#### Brief:
Isolate every line in the records below with "color" in it.

(Extracts from a graphics dataset)
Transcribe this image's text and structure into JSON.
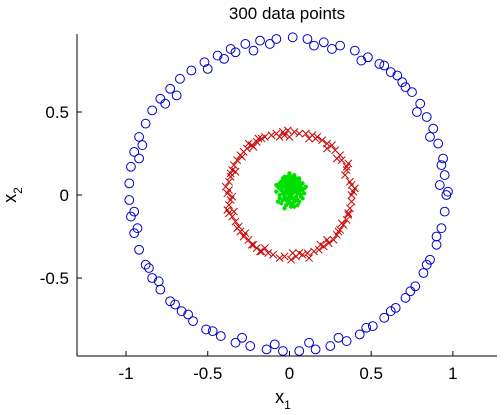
{
  "chart_data": {
    "type": "scatter",
    "title": "300 data points",
    "xlabel": {
      "base": "x",
      "sub": "1"
    },
    "ylabel": {
      "base": "x",
      "sub": "2"
    },
    "xlim": [
      -1.3,
      1.27
    ],
    "ylim": [
      -0.97,
      0.97
    ],
    "xticks": [
      -1,
      -0.5,
      0,
      0.5,
      1
    ],
    "yticks": [
      -0.5,
      0,
      0.5
    ],
    "xtick_labels": [
      "-1",
      "-0.5",
      "0",
      "0.5",
      "1"
    ],
    "ytick_labels": [
      "-0.5",
      "0",
      "0.5"
    ],
    "grid": false,
    "axes_box": "left-bottom",
    "series": [
      {
        "marker": "circle",
        "color": "#0000c8",
        "points": [
          [
            0.96,
            0.0
          ],
          [
            0.95,
            0.12
          ],
          [
            0.94,
            0.22
          ],
          [
            0.91,
            0.31
          ],
          [
            0.88,
            0.4
          ],
          [
            0.84,
            0.47
          ],
          [
            0.8,
            0.55
          ],
          [
            0.75,
            0.62
          ],
          [
            0.69,
            0.68
          ],
          [
            0.62,
            0.74
          ],
          [
            0.55,
            0.79
          ],
          [
            0.48,
            0.83
          ],
          [
            0.4,
            0.87
          ],
          [
            0.31,
            0.9
          ],
          [
            0.21,
            0.92
          ],
          [
            0.11,
            0.94
          ],
          [
            0.02,
            0.95
          ],
          [
            -0.08,
            0.94
          ],
          [
            -0.18,
            0.93
          ],
          [
            -0.27,
            0.91
          ],
          [
            -0.36,
            0.88
          ],
          [
            -0.44,
            0.84
          ],
          [
            -0.52,
            0.8
          ],
          [
            -0.6,
            0.75
          ],
          [
            -0.67,
            0.7
          ],
          [
            -0.73,
            0.64
          ],
          [
            -0.79,
            0.58
          ],
          [
            -0.84,
            0.51
          ],
          [
            -0.88,
            0.43
          ],
          [
            -0.92,
            0.35
          ],
          [
            -0.95,
            0.26
          ],
          [
            -0.97,
            0.17
          ],
          [
            -0.98,
            0.07
          ],
          [
            -0.98,
            -0.03
          ],
          [
            -0.97,
            -0.13
          ],
          [
            -0.95,
            -0.23
          ],
          [
            -0.92,
            -0.33
          ],
          [
            -0.88,
            -0.42
          ],
          [
            -0.84,
            -0.5
          ],
          [
            -0.79,
            -0.57
          ],
          [
            -0.73,
            -0.64
          ],
          [
            -0.66,
            -0.7
          ],
          [
            -0.59,
            -0.76
          ],
          [
            -0.51,
            -0.81
          ],
          [
            -0.42,
            -0.85
          ],
          [
            -0.33,
            -0.89
          ],
          [
            -0.24,
            -0.91
          ],
          [
            -0.14,
            -0.93
          ],
          [
            -0.04,
            -0.94
          ],
          [
            0.06,
            -0.94
          ],
          [
            0.16,
            -0.93
          ],
          [
            0.25,
            -0.91
          ],
          [
            0.35,
            -0.88
          ],
          [
            0.43,
            -0.84
          ],
          [
            0.51,
            -0.79
          ],
          [
            0.58,
            -0.74
          ],
          [
            0.65,
            -0.68
          ],
          [
            0.71,
            -0.62
          ],
          [
            0.77,
            -0.55
          ],
          [
            0.82,
            -0.47
          ],
          [
            0.86,
            -0.39
          ],
          [
            0.9,
            -0.3
          ],
          [
            0.93,
            -0.2
          ],
          [
            0.95,
            -0.1
          ],
          [
            0.92,
            0.06
          ],
          [
            0.86,
            0.35
          ],
          [
            0.71,
            0.65
          ],
          [
            0.44,
            0.81
          ],
          [
            0.15,
            0.9
          ],
          [
            -0.22,
            0.87
          ],
          [
            -0.5,
            0.76
          ],
          [
            -0.76,
            0.55
          ],
          [
            -0.92,
            0.22
          ],
          [
            -0.95,
            -0.1
          ],
          [
            -0.86,
            -0.44
          ],
          [
            -0.62,
            -0.72
          ],
          [
            -0.29,
            -0.86
          ],
          [
            0.12,
            -0.89
          ],
          [
            0.47,
            -0.8
          ],
          [
            0.74,
            -0.58
          ],
          [
            0.9,
            -0.25
          ],
          [
            0.93,
            0.18
          ],
          [
            0.78,
            0.5
          ],
          [
            0.58,
            0.78
          ],
          [
            0.26,
            0.88
          ],
          [
            -0.12,
            0.91
          ],
          [
            -0.4,
            0.82
          ],
          [
            -0.69,
            0.6
          ],
          [
            -0.9,
            0.3
          ],
          [
            -0.93,
            -0.2
          ],
          [
            -0.8,
            -0.52
          ],
          [
            -0.47,
            -0.82
          ],
          [
            -0.09,
            -0.9
          ],
          [
            0.3,
            -0.86
          ],
          [
            0.62,
            -0.7
          ],
          [
            0.84,
            -0.42
          ],
          [
            0.97,
            0.02
          ],
          [
            0.66,
            0.72
          ],
          [
            -0.33,
            0.86
          ],
          [
            -0.7,
            -0.66
          ]
        ]
      },
      {
        "marker": "x",
        "color": "#c80000",
        "points": [
          [
            0.38,
            0.0
          ],
          [
            0.37,
            0.08
          ],
          [
            0.35,
            0.15
          ],
          [
            0.32,
            0.21
          ],
          [
            0.28,
            0.27
          ],
          [
            0.23,
            0.31
          ],
          [
            0.17,
            0.35
          ],
          [
            0.1,
            0.37
          ],
          [
            0.03,
            0.38
          ],
          [
            -0.04,
            0.38
          ],
          [
            -0.11,
            0.36
          ],
          [
            -0.17,
            0.34
          ],
          [
            -0.23,
            0.3
          ],
          [
            -0.28,
            0.26
          ],
          [
            -0.32,
            0.21
          ],
          [
            -0.35,
            0.15
          ],
          [
            -0.37,
            0.08
          ],
          [
            -0.38,
            0.01
          ],
          [
            -0.37,
            -0.06
          ],
          [
            -0.35,
            -0.13
          ],
          [
            -0.32,
            -0.2
          ],
          [
            -0.28,
            -0.25
          ],
          [
            -0.23,
            -0.3
          ],
          [
            -0.17,
            -0.34
          ],
          [
            -0.1,
            -0.36
          ],
          [
            -0.03,
            -0.37
          ],
          [
            0.04,
            -0.37
          ],
          [
            0.11,
            -0.35
          ],
          [
            0.18,
            -0.33
          ],
          [
            0.24,
            -0.29
          ],
          [
            0.29,
            -0.24
          ],
          [
            0.33,
            -0.18
          ],
          [
            0.36,
            -0.11
          ],
          [
            0.38,
            -0.04
          ],
          [
            0.4,
            0.04
          ],
          [
            0.36,
            0.19
          ],
          [
            0.26,
            0.3
          ],
          [
            0.14,
            0.36
          ],
          [
            -0.01,
            0.39
          ],
          [
            -0.15,
            0.35
          ],
          [
            -0.26,
            0.28
          ],
          [
            -0.34,
            0.18
          ],
          [
            -0.39,
            0.05
          ],
          [
            -0.38,
            -0.09
          ],
          [
            -0.3,
            -0.22
          ],
          [
            -0.2,
            -0.32
          ],
          [
            -0.06,
            -0.38
          ],
          [
            0.08,
            -0.36
          ],
          [
            0.21,
            -0.31
          ],
          [
            0.31,
            -0.21
          ],
          [
            0.37,
            -0.08
          ],
          [
            0.34,
            0.12
          ],
          [
            0.2,
            0.33
          ],
          [
            0.06,
            0.37
          ],
          [
            -0.08,
            0.37
          ],
          [
            -0.2,
            0.32
          ],
          [
            -0.3,
            0.24
          ],
          [
            -0.36,
            0.11
          ],
          [
            -0.36,
            -0.03
          ],
          [
            -0.33,
            -0.16
          ],
          [
            -0.25,
            -0.27
          ],
          [
            -0.13,
            -0.35
          ],
          [
            0.01,
            -0.39
          ],
          [
            0.15,
            -0.34
          ],
          [
            0.27,
            -0.27
          ],
          [
            0.35,
            -0.15
          ],
          [
            0.39,
            0.02
          ],
          [
            0.31,
            0.24
          ],
          [
            0.12,
            0.34
          ],
          [
            -0.06,
            0.35
          ],
          [
            -0.22,
            0.29
          ],
          [
            -0.33,
            0.14
          ],
          [
            -0.35,
            -0.01
          ],
          [
            -0.31,
            -0.19
          ],
          [
            -0.18,
            -0.34
          ],
          [
            0.02,
            -0.35
          ],
          [
            0.19,
            -0.3
          ],
          [
            0.32,
            -0.17
          ],
          [
            0.38,
            0.06
          ],
          [
            0.29,
            0.22
          ],
          [
            0.16,
            0.34
          ],
          [
            -0.03,
            0.36
          ],
          [
            -0.19,
            0.34
          ],
          [
            -0.29,
            0.23
          ],
          [
            -0.37,
            0.03
          ],
          [
            -0.34,
            -0.1
          ],
          [
            -0.27,
            -0.23
          ],
          [
            -0.15,
            -0.32
          ],
          [
            0.06,
            -0.35
          ],
          [
            0.23,
            -0.27
          ],
          [
            0.36,
            -0.12
          ],
          [
            0.35,
            0.17
          ],
          [
            0.23,
            0.28
          ],
          [
            0.0,
            0.35
          ],
          [
            -0.25,
            0.31
          ],
          [
            -0.36,
            0.13
          ],
          [
            -0.37,
            -0.11
          ],
          [
            -0.22,
            -0.3
          ],
          [
            0.12,
            -0.38
          ],
          [
            0.3,
            -0.22
          ]
        ]
      },
      {
        "marker": "star",
        "color": "#00e000",
        "points": [
          [
            0.0,
            0.03
          ],
          [
            0.02,
            0.05
          ],
          [
            -0.03,
            0.02
          ],
          [
            0.05,
            0.01
          ],
          [
            -0.01,
            -0.02
          ],
          [
            0.03,
            -0.04
          ],
          [
            -0.05,
            0.04
          ],
          [
            0.01,
            0.08
          ],
          [
            0.06,
            0.05
          ],
          [
            -0.02,
            0.06
          ],
          [
            0.04,
            0.1
          ],
          [
            -0.04,
            -0.03
          ],
          [
            0.07,
            -0.01
          ],
          [
            -0.06,
            0.0
          ],
          [
            0.0,
            -0.05
          ],
          [
            0.02,
            0.01
          ],
          [
            -0.01,
            0.04
          ],
          [
            0.03,
            0.07
          ],
          [
            -0.03,
            0.08
          ],
          [
            0.05,
            -0.03
          ],
          [
            0.08,
            0.03
          ],
          [
            -0.07,
            0.05
          ],
          [
            0.01,
            -0.07
          ],
          [
            -0.02,
            -0.06
          ],
          [
            0.04,
            0.04
          ],
          [
            0.0,
            0.09
          ],
          [
            0.06,
            0.08
          ],
          [
            -0.05,
            -0.05
          ],
          [
            0.02,
            -0.02
          ],
          [
            -0.04,
            0.07
          ],
          [
            0.07,
            0.06
          ],
          [
            0.03,
            0.12
          ],
          [
            -0.01,
            0.11
          ],
          [
            0.09,
            0.01
          ],
          [
            -0.08,
            0.02
          ],
          [
            0.05,
            -0.06
          ],
          [
            -0.03,
            -0.08
          ],
          [
            0.0,
            0.0
          ],
          [
            0.02,
            0.09
          ],
          [
            -0.02,
            0.01
          ],
          [
            0.04,
            -0.01
          ],
          [
            -0.06,
            0.07
          ],
          [
            0.08,
            0.07
          ],
          [
            0.01,
            0.03
          ],
          [
            -0.01,
            -0.04
          ],
          [
            0.03,
            0.02
          ],
          [
            -0.04,
            0.01
          ],
          [
            0.06,
            0.02
          ],
          [
            0.0,
            0.06
          ],
          [
            0.02,
            -0.05
          ],
          [
            -0.03,
            0.05
          ],
          [
            0.05,
            0.06
          ],
          [
            0.01,
            -0.01
          ],
          [
            -0.05,
            0.03
          ],
          [
            0.04,
            0.08
          ],
          [
            -0.02,
            0.09
          ],
          [
            0.07,
            0.04
          ],
          [
            0.03,
            -0.07
          ],
          [
            -0.06,
            -0.02
          ],
          [
            0.0,
            0.13
          ],
          [
            0.1,
            0.05
          ],
          [
            -0.07,
            -0.04
          ],
          [
            0.02,
            0.04
          ],
          [
            -0.01,
            0.07
          ],
          [
            0.05,
            0.03
          ],
          [
            -0.04,
            0.1
          ],
          [
            0.06,
            -0.04
          ],
          [
            0.01,
            0.11
          ],
          [
            -0.03,
            -0.01
          ],
          [
            0.03,
            0.05
          ],
          [
            0.08,
            -0.02
          ],
          [
            -0.08,
            0.06
          ],
          [
            0.0,
            0.02
          ],
          [
            0.04,
            0.06
          ],
          [
            -0.02,
            -0.03
          ],
          [
            0.06,
            0.1
          ],
          [
            -0.05,
            0.08
          ],
          [
            0.02,
            0.07
          ],
          [
            -0.01,
            0.01
          ],
          [
            0.03,
            -0.02
          ],
          [
            0.05,
            0.09
          ],
          [
            -0.04,
            0.05
          ],
          [
            0.07,
            0.0
          ],
          [
            0.01,
            0.05
          ],
          [
            -0.02,
            0.03
          ],
          [
            0.04,
            0.02
          ],
          [
            0.0,
            -0.03
          ],
          [
            -0.06,
            0.04
          ],
          [
            0.09,
            0.04
          ],
          [
            0.02,
            0.1
          ],
          [
            -0.03,
            0.11
          ],
          [
            0.05,
            0.04
          ],
          [
            -0.01,
            0.09
          ],
          [
            0.03,
            0.03
          ],
          [
            0.01,
            0.0
          ],
          [
            -0.05,
            0.06
          ],
          [
            0.06,
            0.07
          ],
          [
            0.0,
            0.1
          ],
          [
            0.04,
            -0.03
          ],
          [
            -0.02,
            0.05
          ]
        ]
      }
    ]
  }
}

#### Response to this task:
        "color": "#0000c8",
        "color": "#c80000",
        "color": "#00e000",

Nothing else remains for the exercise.